== SET TASK ==
Copy out every line exactly, passing over the pictures.

== RAW DATA ==
━━━━

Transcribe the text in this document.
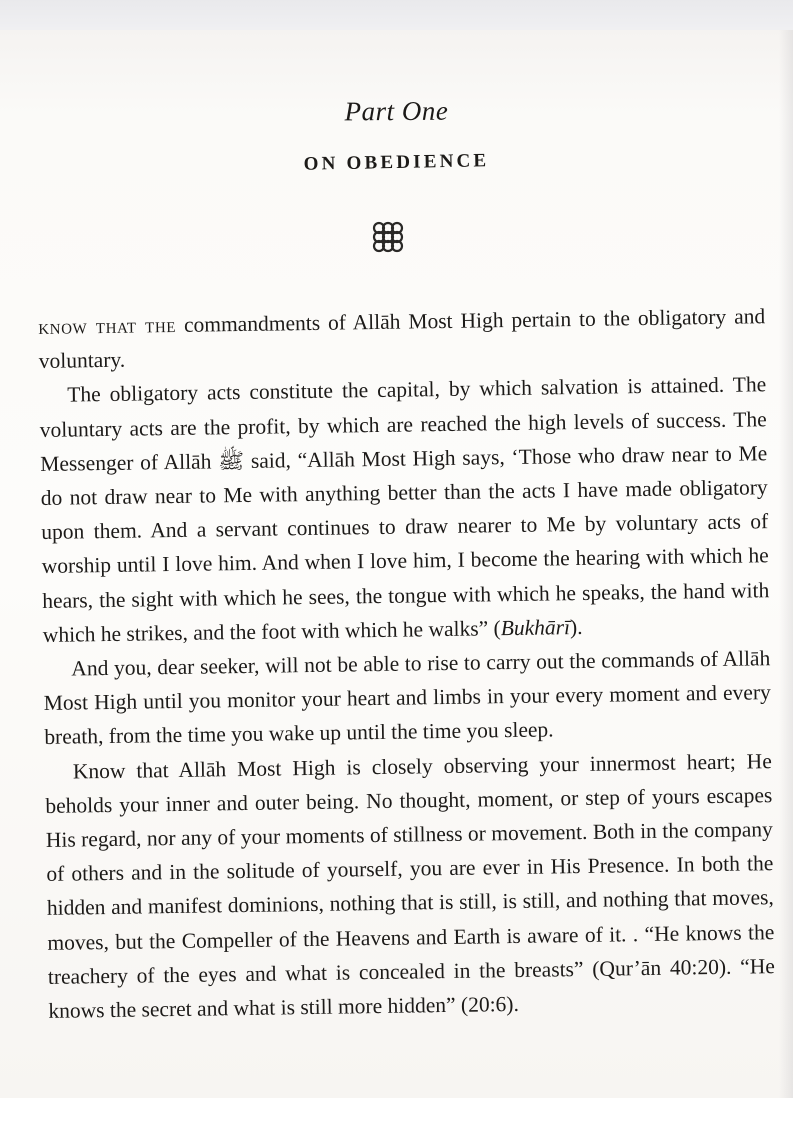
Part One
ON OBEDIENCE

know that the commandments of Allāh Most High pertain to the obligatory and voluntary.

The obligatory acts constitute the capital, by which salvation is attained. The voluntary acts are the profit, by which are reached the high levels of success. The Messenger of Allāh ﷺ said, “Allāh Most High says, ‘Those who draw near to Me do not draw near to Me with anything better than the acts I have made obligatory upon them. And a servant continues to draw nearer to Me by voluntary acts of worship until I love him. And when I love him, I become the hearing with which he hears, the sight with which he sees, the tongue with which he speaks, the hand with which he strikes, and the foot with which he walks” (Bukhārī).

And you, dear seeker, will not be able to rise to carry out the commands of Allāh Most High until you monitor your heart and limbs in your every moment and every breath, from the time you wake up until the time you sleep.

Know that Allāh Most High is closely observing your innermost heart; He beholds your inner and outer being. No thought, moment, or step of yours escapes His regard, nor any of your moments of stillness or movement. Both in the company of others and in the solitude of yourself, you are ever in His Presence. In both the hidden and manifest dominions, nothing that is still, is still, and nothing that moves, moves, but the Compeller of the Heavens and Earth is aware of it. . “He knows the treachery of the eyes and what is concealed in the breasts” (Qur’ān 40:20). “He knows the secret and what is still more hidden” (20:6).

━━━━

== SOLUTION ==
Transcribe the text in this document.
Part One
ON OBEDIENCE

know that the commandments of Allāh Most High pertain to the obligatory and voluntary.

The obligatory acts constitute the capital, by which salvation is attained. The voluntary acts are the profit, by which are reached the high levels of success. The Messenger of Allāh ﷺ said, “Allāh Most High says, ‘Those who draw near to Me do not draw near to Me with anything better than the acts I have made obligatory upon them. And a servant continues to draw nearer to Me by voluntary acts of worship until I love him. And when I love him, I become the hearing with which he hears, the sight with which he sees, the tongue with which he speaks, the hand with which he strikes, and the foot with which he walks” (Bukhārī).

And you, dear seeker, will not be able to rise to carry out the commands of Allāh Most High until you monitor your heart and limbs in your every moment and every breath, from the time you wake up until the time you sleep.

Know that Allāh Most High is closely observing your innermost heart; He beholds your inner and outer being. No thought, moment, or step of yours escapes His regard, nor any of your moments of stillness or movement. Both in the company of others and in the solitude of yourself, you are ever in His Presence. In both the hidden and manifest dominions, nothing that is still, is still, and nothing that moves, moves, but the Compeller of the Heavens and Earth is aware of it. . “He knows the treachery of the eyes and what is concealed in the breasts” (Qur’ān 40:20). “He knows the secret and what is still more hidden” (20:6).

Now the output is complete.